TASK PROMPT » Only the lines from the one holding "Transcribe the text in this document." to the end of the data should be echoed, exactly as they appear, minus the pictures.

==============================

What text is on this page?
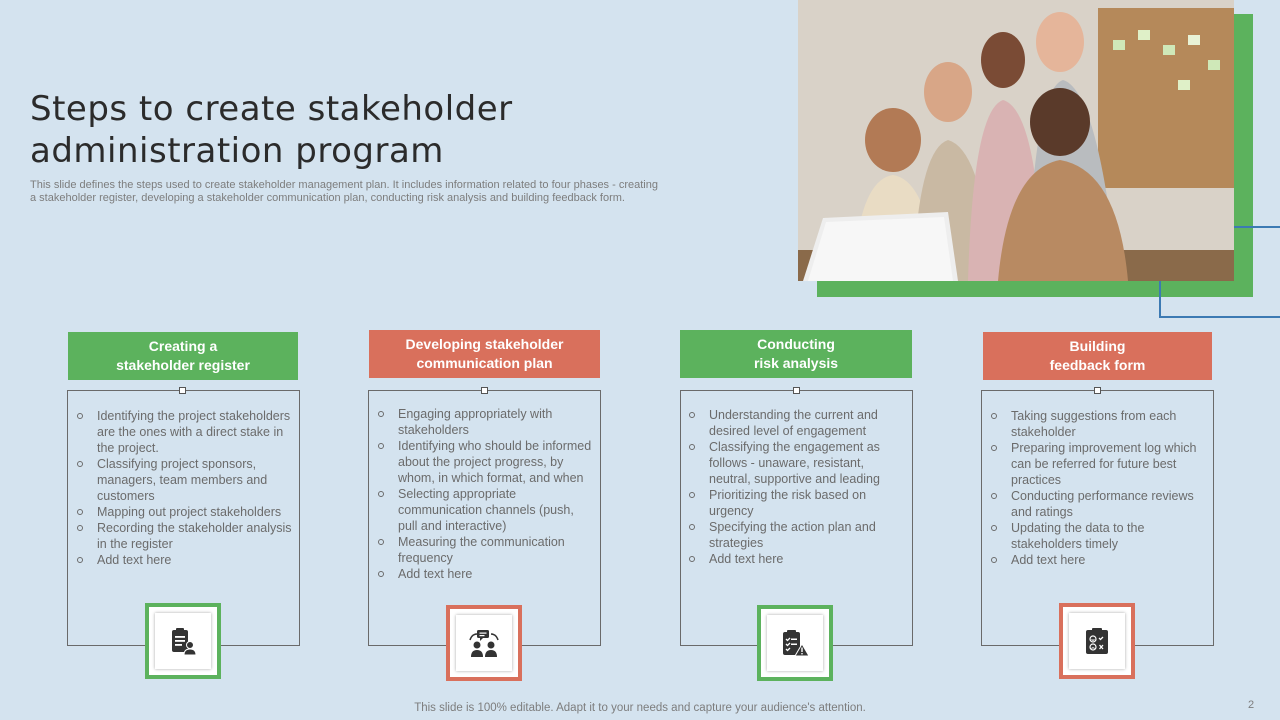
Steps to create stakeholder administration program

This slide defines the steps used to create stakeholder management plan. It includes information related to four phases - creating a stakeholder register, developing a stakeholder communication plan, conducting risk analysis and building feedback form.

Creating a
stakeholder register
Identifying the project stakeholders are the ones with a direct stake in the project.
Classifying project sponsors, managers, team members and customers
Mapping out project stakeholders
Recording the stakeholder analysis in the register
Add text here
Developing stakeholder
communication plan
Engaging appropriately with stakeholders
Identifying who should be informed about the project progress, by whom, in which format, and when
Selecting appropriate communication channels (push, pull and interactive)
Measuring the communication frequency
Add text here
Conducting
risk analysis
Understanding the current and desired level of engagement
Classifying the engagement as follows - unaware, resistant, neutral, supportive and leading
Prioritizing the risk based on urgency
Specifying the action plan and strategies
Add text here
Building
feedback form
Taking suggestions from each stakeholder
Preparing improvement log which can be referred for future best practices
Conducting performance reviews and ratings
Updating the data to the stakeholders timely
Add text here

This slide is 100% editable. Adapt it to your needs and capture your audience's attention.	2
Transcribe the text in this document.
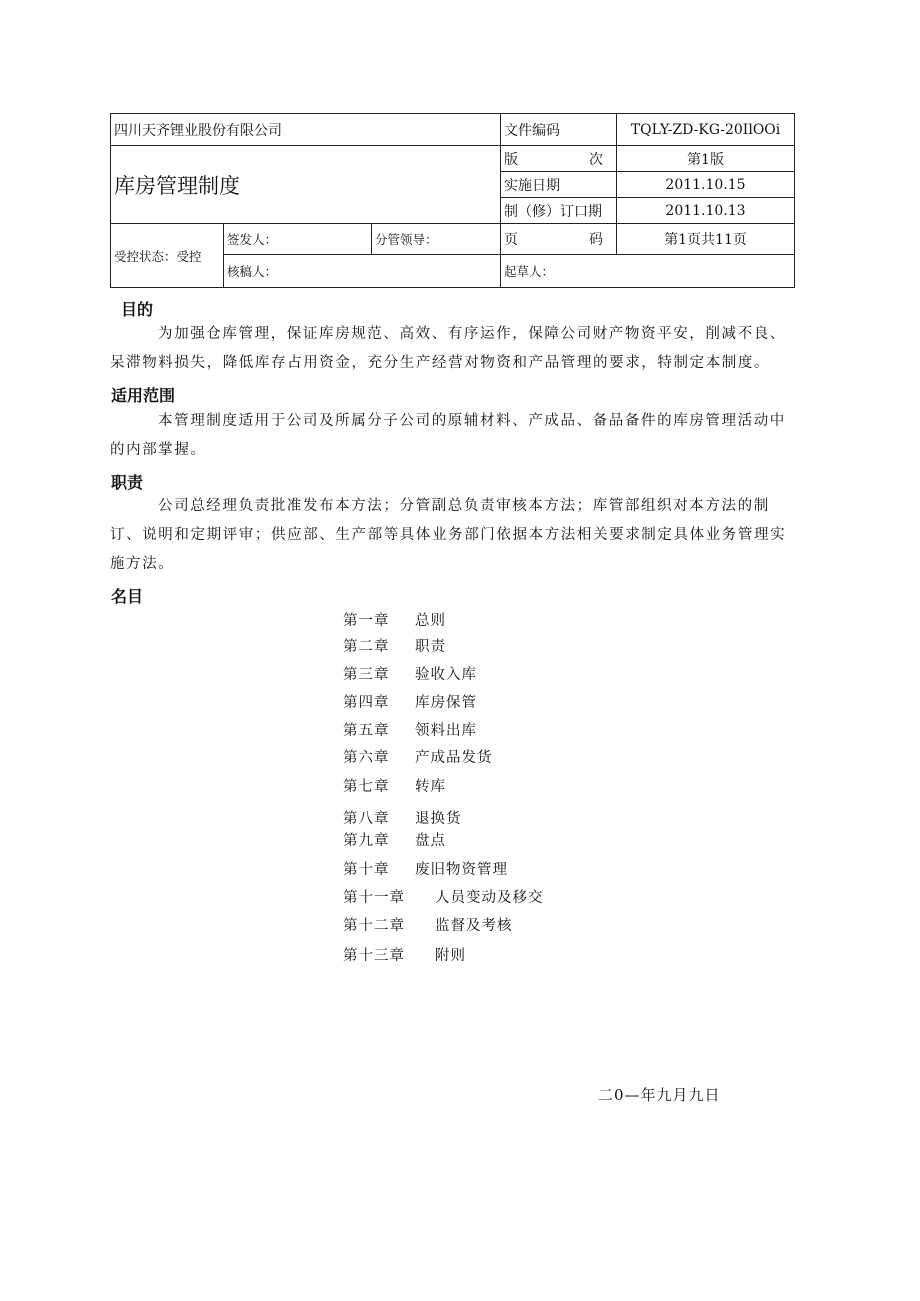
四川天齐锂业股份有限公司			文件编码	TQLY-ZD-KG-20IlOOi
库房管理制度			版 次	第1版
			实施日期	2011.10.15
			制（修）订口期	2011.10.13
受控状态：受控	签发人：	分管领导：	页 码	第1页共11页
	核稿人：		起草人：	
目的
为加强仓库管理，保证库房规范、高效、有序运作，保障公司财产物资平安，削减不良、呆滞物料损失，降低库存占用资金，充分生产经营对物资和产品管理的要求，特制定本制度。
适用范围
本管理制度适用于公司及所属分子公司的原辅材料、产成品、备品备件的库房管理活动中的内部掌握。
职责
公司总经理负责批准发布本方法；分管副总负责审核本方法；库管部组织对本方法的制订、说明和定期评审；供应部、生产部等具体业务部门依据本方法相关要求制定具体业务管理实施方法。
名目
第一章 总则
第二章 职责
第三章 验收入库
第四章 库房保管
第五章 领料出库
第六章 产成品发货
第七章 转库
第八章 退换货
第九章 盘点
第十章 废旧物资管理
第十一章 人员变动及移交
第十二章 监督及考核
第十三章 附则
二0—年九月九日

==============================

RESULT FOR THIS EXERCISE »
Transcribe the text in this document.
四川天齐锂业股份有限公司			文件编码	TQLY-ZD-KG-20IlOOi
库房管理制度			版 次	第1版
			实施日期	2011.10.15
			制（修）订口期	2011.10.13
受控状态：受控	签发人：	分管领导：	页 码	第1页共11页
	核稿人：		起草人：	
目的
为加强仓库管理，保证库房规范、高效、有序运作，保障公司财产物资平安，削减不良、呆滞物料损失，降低库存占用资金，充分生产经营对物资和产品管理的要求，特制定本制度。
适用范围
本管理制度适用于公司及所属分子公司的原辅材料、产成品、备品备件的库房管理活动中的内部掌握。
职责
公司总经理负责批准发布本方法；分管副总负责审核本方法；库管部组织对本方法的制订、说明和定期评审；供应部、生产部等具体业务部门依据本方法相关要求制定具体业务管理实施方法。
名目
第一章 总则
第二章 职责
第三章 验收入库
第四章 库房保管
第五章 领料出库
第六章 产成品发货
第七章 转库
第八章 退换货
第九章 盘点
第十章 废旧物资管理
第十一章 人员变动及移交
第十二章 监督及考核
第十三章 附则
二0—年九月九日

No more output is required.